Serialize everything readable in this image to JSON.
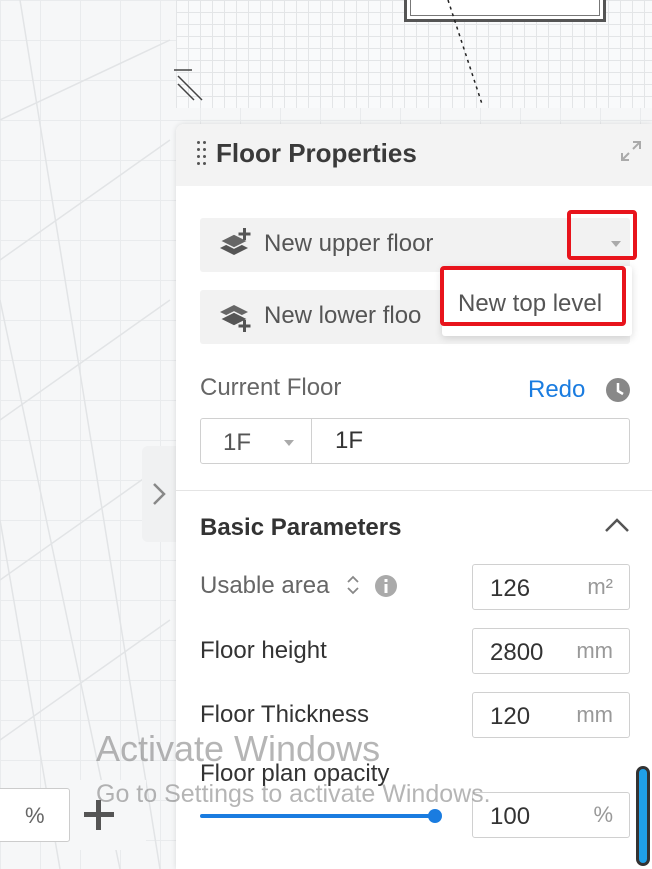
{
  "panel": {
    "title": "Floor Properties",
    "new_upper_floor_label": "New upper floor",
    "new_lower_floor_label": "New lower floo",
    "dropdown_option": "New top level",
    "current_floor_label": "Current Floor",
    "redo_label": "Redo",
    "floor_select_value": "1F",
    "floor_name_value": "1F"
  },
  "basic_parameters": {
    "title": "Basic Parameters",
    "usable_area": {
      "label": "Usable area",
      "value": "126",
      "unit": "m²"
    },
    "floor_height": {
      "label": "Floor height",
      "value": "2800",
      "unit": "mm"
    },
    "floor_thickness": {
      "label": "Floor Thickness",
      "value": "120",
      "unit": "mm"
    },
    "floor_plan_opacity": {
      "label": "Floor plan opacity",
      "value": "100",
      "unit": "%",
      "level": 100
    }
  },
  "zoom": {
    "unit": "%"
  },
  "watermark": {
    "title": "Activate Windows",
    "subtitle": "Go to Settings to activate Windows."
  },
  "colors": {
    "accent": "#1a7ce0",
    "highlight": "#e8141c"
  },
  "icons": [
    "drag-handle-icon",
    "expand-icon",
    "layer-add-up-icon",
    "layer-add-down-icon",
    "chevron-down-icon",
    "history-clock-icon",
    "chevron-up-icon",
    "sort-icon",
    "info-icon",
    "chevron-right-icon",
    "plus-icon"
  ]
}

--*--

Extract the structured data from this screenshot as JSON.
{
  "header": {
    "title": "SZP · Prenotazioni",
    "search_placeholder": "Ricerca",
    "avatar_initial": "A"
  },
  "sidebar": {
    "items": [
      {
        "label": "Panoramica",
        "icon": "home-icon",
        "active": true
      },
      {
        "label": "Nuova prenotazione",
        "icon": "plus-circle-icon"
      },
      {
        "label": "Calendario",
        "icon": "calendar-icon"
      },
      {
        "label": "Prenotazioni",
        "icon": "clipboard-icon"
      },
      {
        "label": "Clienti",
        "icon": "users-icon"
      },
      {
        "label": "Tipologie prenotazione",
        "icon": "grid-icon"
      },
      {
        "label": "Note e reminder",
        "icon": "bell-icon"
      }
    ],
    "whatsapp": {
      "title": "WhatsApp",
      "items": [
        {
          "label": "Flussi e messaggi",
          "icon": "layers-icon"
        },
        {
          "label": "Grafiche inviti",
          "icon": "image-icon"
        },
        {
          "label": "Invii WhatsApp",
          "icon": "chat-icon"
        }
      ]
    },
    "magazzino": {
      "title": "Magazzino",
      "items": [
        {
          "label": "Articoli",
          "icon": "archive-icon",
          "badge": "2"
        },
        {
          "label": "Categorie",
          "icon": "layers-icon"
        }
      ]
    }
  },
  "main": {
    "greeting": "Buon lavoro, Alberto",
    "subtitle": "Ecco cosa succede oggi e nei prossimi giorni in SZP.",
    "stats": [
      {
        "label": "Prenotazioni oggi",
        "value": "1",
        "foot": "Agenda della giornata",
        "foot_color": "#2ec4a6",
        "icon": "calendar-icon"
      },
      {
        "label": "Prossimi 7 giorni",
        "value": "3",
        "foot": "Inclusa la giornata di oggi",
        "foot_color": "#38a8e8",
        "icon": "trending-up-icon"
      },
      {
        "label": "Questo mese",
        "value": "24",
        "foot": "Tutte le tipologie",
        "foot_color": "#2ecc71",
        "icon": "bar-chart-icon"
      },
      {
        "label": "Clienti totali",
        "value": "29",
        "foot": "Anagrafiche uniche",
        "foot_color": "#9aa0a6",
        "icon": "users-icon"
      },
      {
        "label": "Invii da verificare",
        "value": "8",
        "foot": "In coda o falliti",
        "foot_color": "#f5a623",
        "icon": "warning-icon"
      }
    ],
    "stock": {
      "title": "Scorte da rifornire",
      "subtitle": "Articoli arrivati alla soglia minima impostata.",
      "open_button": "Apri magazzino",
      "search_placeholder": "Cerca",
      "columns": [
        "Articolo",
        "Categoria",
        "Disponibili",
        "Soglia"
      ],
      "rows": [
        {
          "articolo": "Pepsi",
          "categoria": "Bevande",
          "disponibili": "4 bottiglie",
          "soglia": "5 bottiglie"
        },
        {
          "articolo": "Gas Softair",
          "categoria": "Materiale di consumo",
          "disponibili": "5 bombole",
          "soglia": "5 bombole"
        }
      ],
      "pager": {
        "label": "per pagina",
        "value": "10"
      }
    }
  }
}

--*--

* **PROBLEM TO WORK ON**
Copy every line of the listing that contains the word "prenotazione".

* **EXERCISE ANSWER**
        "label": "Nuova prenotazione",
        "label": "Tipologie prenotazione",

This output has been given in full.